▶ Work instructions:
Look through the data and write out every line with the word "xlabel" in it.

****************

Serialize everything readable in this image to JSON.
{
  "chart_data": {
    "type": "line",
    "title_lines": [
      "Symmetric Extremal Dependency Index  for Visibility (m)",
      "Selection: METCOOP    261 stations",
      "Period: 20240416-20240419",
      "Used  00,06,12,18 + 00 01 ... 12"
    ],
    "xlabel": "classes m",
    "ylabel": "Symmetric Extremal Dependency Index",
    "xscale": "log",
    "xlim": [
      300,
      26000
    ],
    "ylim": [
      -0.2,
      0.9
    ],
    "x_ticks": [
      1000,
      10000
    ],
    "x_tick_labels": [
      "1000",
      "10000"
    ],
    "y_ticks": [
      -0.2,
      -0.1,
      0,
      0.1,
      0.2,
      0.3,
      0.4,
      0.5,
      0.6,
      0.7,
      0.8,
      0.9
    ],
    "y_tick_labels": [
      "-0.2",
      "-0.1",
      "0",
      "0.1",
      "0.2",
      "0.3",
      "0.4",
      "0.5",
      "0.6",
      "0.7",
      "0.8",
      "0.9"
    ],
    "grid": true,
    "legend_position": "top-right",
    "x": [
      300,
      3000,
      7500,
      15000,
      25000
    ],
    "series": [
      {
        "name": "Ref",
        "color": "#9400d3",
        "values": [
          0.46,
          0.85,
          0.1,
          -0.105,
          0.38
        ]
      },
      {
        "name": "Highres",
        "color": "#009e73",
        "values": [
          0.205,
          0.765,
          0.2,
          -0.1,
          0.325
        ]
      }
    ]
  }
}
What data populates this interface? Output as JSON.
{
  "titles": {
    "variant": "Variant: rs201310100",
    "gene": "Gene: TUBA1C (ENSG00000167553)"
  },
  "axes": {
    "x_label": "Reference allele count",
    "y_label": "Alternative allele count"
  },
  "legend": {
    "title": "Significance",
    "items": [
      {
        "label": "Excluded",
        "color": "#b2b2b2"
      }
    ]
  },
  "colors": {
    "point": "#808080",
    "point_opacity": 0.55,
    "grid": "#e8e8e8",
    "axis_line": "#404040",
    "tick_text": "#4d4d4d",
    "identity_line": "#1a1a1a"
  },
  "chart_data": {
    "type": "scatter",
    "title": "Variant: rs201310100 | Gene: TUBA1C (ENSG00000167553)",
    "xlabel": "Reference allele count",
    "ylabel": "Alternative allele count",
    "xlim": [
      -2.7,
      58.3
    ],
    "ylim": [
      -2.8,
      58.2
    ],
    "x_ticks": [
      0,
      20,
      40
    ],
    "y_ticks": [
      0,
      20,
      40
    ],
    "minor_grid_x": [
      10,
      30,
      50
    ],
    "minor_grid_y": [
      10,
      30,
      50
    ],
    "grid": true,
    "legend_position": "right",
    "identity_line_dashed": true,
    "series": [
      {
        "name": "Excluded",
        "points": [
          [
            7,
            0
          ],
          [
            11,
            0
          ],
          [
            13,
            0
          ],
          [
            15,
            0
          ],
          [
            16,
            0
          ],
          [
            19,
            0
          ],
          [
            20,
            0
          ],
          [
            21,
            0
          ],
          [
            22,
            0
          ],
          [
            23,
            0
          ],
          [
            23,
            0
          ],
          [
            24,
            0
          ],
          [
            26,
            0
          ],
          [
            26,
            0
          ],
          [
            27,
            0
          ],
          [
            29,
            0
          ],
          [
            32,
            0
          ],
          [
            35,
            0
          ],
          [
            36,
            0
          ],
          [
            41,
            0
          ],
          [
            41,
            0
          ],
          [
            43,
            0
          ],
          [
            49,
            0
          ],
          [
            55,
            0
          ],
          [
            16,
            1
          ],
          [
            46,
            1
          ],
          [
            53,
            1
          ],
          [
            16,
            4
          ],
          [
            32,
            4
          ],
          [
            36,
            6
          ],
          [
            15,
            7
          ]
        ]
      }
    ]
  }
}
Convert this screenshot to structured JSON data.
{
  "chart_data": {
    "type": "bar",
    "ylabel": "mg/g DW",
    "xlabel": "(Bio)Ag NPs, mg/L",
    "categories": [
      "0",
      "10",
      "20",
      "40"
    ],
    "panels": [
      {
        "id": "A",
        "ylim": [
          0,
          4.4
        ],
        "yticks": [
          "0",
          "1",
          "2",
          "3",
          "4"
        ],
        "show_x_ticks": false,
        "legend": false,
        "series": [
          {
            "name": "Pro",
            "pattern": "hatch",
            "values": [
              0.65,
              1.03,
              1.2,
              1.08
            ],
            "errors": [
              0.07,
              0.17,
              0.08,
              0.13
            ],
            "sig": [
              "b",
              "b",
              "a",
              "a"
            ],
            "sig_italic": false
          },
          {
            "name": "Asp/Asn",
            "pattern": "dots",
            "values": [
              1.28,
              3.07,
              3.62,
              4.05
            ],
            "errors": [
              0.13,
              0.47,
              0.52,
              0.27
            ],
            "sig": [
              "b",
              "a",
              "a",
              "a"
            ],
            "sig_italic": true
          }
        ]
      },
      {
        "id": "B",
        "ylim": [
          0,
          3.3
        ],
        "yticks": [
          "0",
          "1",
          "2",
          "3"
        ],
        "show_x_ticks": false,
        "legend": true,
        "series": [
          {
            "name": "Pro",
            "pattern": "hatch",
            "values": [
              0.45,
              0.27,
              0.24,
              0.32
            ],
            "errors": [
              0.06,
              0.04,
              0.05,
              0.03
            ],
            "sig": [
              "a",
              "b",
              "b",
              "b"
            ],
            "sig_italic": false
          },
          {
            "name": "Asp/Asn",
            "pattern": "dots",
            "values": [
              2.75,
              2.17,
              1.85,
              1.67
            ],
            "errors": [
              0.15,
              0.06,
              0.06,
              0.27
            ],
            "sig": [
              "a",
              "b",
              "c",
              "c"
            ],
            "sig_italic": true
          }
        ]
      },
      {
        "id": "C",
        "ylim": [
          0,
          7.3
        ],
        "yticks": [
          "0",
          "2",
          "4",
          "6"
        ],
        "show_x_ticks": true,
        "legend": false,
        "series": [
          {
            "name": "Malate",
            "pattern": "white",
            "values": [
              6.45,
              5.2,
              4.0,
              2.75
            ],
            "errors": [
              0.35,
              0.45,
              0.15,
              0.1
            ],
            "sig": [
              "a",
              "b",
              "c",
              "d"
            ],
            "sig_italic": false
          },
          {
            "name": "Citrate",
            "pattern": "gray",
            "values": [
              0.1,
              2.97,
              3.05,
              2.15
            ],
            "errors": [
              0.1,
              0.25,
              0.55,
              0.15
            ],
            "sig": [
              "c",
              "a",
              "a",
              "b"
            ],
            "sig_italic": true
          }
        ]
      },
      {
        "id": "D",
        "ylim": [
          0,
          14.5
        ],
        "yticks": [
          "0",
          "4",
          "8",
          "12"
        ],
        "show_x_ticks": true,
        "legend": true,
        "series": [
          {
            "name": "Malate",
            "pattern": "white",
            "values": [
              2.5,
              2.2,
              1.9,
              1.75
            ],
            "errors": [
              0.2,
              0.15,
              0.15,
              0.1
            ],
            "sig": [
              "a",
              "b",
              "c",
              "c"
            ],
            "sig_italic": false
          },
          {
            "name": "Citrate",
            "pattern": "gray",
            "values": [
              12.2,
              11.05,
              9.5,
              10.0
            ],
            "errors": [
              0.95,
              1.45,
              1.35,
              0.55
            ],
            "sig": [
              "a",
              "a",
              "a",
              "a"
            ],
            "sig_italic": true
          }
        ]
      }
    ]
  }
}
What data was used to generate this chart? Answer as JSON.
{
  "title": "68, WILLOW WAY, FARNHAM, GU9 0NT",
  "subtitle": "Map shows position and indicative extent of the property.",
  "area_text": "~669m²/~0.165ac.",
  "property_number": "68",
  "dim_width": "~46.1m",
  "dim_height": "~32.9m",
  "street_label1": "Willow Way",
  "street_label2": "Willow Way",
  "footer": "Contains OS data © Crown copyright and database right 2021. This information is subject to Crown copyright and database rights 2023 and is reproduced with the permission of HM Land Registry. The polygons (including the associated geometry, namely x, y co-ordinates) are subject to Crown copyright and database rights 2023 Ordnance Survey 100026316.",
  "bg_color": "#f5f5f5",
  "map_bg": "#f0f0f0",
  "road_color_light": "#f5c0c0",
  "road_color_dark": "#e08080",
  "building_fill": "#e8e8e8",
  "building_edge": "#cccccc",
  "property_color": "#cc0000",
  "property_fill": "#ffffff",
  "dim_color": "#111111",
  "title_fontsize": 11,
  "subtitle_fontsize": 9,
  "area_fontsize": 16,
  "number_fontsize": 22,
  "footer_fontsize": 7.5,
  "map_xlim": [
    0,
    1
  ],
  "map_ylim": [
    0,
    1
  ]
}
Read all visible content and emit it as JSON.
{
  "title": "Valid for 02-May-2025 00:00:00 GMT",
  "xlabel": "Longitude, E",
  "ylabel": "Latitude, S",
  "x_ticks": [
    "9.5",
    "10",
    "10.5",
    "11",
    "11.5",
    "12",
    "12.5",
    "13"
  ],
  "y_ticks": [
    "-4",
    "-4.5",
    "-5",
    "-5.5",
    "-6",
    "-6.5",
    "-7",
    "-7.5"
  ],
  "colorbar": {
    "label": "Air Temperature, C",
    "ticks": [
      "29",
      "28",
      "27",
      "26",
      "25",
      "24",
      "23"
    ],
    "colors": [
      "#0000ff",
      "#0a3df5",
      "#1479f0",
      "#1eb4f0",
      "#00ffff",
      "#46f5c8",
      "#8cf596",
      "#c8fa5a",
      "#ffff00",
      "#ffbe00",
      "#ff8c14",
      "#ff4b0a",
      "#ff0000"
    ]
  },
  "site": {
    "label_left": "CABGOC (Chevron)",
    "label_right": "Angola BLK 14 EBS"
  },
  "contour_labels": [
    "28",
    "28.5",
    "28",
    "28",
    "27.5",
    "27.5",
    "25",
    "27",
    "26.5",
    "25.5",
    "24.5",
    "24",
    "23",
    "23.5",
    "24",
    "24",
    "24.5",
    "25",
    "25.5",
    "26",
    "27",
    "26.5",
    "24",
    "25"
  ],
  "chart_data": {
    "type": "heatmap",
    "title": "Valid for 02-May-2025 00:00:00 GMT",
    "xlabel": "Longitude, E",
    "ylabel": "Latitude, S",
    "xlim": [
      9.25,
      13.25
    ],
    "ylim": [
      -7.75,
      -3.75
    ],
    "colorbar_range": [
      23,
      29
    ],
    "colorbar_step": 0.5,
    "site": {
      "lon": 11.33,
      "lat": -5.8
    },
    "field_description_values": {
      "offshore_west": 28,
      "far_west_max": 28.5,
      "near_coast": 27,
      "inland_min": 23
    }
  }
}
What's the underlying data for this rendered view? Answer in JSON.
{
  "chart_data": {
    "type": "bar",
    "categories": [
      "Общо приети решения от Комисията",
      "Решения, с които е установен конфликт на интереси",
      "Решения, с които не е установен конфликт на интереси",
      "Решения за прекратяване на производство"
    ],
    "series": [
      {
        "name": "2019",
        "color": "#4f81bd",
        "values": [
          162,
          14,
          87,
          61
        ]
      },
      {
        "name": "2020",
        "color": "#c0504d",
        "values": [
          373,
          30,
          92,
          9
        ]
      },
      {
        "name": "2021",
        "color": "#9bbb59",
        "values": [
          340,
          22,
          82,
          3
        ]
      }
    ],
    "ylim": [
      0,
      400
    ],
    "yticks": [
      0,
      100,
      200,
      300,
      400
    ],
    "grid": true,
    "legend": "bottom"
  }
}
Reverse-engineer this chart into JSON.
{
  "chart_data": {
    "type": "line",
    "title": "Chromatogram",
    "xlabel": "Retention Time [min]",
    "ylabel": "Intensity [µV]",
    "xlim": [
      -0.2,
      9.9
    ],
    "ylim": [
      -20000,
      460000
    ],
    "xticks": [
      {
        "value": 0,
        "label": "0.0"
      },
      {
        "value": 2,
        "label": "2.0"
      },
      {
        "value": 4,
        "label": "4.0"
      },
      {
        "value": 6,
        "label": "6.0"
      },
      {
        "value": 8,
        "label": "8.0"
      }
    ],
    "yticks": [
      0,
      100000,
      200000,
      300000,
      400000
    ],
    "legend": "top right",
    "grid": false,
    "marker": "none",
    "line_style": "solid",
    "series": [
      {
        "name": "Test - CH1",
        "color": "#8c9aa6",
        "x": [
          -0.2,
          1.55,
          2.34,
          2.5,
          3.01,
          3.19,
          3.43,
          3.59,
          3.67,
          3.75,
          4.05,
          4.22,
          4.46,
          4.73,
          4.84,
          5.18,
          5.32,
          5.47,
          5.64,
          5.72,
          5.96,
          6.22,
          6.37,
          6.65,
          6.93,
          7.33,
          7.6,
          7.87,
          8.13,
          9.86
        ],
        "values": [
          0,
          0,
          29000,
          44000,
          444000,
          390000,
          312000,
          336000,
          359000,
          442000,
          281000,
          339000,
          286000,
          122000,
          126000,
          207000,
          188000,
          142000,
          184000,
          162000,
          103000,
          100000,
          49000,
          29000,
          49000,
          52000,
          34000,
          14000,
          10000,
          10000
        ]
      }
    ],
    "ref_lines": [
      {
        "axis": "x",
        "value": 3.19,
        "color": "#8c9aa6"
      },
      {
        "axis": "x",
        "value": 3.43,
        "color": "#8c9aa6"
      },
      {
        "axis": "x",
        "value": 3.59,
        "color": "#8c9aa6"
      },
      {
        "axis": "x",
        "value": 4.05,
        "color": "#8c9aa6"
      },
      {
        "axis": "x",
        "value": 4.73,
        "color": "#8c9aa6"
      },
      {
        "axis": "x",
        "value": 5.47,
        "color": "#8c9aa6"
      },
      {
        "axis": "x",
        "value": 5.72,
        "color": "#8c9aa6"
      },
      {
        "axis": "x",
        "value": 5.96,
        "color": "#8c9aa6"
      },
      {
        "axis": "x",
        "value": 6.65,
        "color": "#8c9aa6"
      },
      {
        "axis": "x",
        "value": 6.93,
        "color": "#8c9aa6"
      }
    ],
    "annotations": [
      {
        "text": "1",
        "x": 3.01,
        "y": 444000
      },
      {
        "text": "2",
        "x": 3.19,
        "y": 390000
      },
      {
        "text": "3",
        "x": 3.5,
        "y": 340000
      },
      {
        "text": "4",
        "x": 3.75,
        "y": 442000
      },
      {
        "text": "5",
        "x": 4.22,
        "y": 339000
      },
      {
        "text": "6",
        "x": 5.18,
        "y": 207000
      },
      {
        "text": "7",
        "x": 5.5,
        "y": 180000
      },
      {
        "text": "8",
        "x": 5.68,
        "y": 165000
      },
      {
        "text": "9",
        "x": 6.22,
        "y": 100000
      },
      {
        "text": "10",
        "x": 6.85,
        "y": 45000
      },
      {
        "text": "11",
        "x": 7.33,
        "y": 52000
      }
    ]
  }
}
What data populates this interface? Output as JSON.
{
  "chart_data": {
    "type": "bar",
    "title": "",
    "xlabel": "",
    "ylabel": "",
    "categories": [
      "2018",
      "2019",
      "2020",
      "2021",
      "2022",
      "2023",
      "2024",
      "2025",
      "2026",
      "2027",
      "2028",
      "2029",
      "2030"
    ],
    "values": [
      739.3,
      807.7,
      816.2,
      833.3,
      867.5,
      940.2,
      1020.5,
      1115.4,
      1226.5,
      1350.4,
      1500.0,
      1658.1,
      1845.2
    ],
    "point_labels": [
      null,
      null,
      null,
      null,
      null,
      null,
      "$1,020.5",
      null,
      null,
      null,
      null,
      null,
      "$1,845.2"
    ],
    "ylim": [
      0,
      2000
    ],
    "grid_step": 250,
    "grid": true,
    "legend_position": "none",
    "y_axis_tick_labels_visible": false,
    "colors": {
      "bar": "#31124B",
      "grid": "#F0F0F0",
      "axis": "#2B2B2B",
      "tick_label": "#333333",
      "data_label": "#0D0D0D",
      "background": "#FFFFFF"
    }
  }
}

****************

▶ Completed exercise:
    "xlabel": "classes m",
    "xlabel": "Reference allele count",
    "xlabel": "(Bio)Ag NPs, mg/L",
  "xlabel": "Longitude, E",
    "xlabel": "Longitude, E",
    "xlabel": "Retention Time [min]",
    "xlabel": "",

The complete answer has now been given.